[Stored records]
+-------+
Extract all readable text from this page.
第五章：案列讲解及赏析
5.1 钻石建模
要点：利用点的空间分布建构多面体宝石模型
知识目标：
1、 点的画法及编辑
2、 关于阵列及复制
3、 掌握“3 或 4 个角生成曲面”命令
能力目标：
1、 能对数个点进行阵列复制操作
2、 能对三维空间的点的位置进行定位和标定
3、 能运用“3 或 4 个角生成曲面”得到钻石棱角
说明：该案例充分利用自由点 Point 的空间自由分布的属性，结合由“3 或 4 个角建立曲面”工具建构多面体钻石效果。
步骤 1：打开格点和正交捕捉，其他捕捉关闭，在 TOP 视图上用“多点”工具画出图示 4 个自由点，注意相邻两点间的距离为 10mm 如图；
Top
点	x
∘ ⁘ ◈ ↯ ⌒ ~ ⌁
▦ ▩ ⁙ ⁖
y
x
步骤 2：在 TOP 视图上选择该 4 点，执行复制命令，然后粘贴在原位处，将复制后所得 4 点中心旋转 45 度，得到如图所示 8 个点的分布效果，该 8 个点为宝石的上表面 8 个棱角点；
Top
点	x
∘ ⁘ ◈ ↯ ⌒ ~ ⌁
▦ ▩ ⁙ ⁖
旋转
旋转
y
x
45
+-------+
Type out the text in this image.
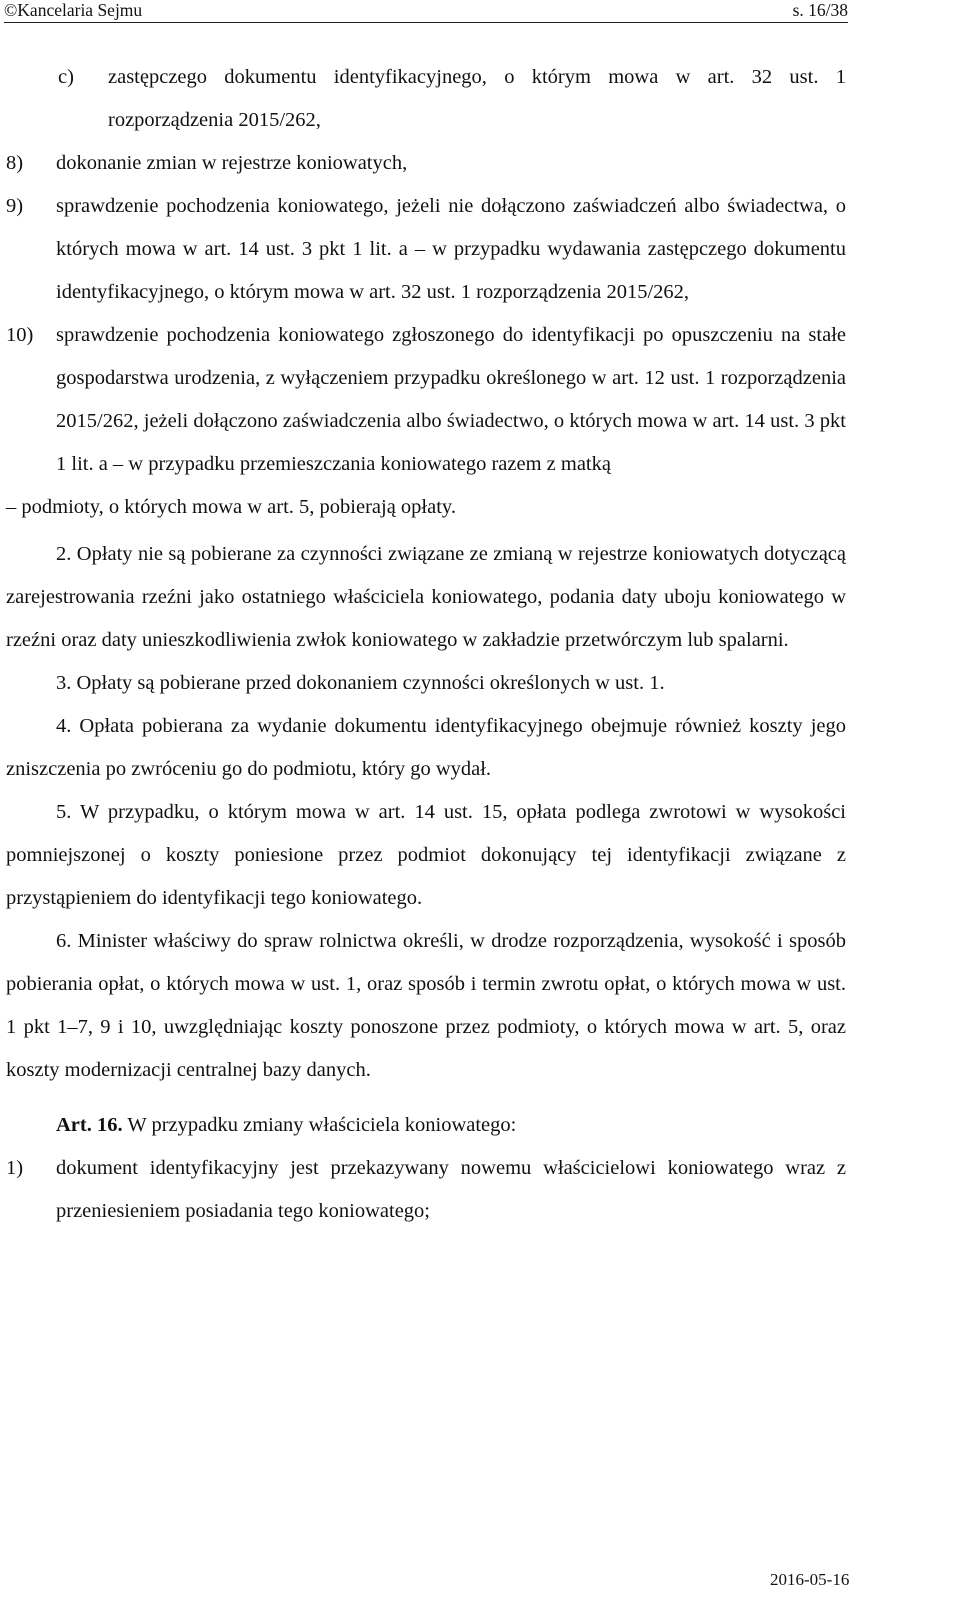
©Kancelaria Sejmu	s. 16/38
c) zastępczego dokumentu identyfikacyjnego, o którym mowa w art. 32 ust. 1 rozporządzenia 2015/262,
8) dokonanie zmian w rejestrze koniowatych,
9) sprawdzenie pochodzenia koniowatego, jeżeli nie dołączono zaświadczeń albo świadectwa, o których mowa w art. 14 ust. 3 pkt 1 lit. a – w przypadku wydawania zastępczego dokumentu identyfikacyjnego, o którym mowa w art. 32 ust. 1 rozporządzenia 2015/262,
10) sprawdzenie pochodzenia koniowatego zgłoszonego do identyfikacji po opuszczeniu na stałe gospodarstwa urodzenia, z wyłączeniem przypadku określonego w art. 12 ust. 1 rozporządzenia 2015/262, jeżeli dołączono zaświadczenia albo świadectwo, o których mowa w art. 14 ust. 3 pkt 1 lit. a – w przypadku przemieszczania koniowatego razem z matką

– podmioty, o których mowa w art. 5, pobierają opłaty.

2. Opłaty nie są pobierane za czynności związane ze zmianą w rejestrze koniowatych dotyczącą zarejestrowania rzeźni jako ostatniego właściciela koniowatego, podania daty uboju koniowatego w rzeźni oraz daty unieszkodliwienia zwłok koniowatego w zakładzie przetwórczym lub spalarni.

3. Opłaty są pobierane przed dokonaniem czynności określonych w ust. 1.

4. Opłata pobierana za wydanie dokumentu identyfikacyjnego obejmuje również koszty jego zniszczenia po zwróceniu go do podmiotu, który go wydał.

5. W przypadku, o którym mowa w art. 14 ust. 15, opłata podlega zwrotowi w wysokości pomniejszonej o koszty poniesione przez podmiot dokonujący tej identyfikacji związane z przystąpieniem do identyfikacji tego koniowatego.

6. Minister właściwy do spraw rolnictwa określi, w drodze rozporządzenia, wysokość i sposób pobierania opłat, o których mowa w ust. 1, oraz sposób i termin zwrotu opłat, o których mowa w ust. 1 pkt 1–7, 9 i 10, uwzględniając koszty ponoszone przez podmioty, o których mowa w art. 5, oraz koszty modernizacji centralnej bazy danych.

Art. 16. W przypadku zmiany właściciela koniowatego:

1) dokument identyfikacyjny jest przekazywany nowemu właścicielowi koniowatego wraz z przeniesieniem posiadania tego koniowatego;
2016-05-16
+-------+
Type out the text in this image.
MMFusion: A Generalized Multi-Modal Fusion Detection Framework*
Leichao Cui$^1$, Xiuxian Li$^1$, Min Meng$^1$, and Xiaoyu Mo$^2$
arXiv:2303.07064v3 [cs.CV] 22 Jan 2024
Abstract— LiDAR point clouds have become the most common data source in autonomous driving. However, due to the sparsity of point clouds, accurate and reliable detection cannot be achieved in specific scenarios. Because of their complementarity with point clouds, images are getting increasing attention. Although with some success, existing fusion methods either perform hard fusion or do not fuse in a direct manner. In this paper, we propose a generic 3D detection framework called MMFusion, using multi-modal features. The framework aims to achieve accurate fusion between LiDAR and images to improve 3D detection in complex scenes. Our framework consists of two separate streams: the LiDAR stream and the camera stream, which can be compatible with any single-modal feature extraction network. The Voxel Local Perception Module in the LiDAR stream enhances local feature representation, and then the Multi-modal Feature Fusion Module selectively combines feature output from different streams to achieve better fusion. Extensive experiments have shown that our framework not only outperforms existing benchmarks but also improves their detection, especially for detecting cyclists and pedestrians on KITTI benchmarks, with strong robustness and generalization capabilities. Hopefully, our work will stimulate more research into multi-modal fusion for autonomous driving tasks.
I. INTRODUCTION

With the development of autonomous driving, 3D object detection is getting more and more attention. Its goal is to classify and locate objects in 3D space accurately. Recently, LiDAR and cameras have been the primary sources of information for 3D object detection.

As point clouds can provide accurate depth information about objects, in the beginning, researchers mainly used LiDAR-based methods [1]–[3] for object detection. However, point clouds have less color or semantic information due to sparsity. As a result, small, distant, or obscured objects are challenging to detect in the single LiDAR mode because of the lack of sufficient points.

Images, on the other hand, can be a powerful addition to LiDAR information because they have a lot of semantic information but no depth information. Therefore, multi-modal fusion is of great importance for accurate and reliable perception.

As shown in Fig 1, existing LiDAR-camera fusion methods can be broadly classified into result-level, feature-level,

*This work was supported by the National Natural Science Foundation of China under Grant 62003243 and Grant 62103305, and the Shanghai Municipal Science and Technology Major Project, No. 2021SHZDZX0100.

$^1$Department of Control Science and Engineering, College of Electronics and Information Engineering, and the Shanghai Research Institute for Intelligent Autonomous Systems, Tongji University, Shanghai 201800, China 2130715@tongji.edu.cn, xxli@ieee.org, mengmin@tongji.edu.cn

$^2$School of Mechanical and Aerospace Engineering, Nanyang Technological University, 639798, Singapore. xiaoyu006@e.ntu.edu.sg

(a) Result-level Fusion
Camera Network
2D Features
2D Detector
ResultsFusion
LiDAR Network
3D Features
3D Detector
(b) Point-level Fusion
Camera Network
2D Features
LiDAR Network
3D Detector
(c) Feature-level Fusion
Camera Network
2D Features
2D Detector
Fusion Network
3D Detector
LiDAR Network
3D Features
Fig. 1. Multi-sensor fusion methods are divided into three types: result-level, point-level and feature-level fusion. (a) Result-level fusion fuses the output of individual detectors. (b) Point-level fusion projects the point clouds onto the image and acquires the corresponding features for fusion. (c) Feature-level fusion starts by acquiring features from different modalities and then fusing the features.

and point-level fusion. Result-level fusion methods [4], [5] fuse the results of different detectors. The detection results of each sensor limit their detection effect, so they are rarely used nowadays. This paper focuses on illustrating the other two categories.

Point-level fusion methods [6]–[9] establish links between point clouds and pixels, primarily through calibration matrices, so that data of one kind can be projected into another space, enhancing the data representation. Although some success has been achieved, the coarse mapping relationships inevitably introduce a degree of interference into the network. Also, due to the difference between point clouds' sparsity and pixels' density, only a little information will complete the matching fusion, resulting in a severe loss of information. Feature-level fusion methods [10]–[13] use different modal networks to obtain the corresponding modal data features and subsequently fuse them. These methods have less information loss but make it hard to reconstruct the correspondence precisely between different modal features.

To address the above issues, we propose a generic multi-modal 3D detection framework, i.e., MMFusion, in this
+-------+
__YOUR OBJECTIVE__: Show the lines that mention the word "przez".

__CORRECT ANSWER__:
5. W przypadku, o którym mowa w art. 14 ust. 15, opłata podlega zwrotowi w wysokości pomniejszonej o koszty poniesione przez podmiot dokonujący tej identyfikacji związane z przystąpieniem do identyfikacji tego koniowatego.
6. Minister właściwy do spraw rolnictwa określi, w drodze rozporządzenia, wysokość i sposób pobierania opłat, o których mowa w ust. 1, oraz sposób i termin zwrotu opłat, o których mowa w ust. 1 pkt 1–7, 9 i 10, uwzględniając koszty ponoszone przez podmioty, o których mowa w art. 5, oraz koszty modernizacji centralnej bazy danych.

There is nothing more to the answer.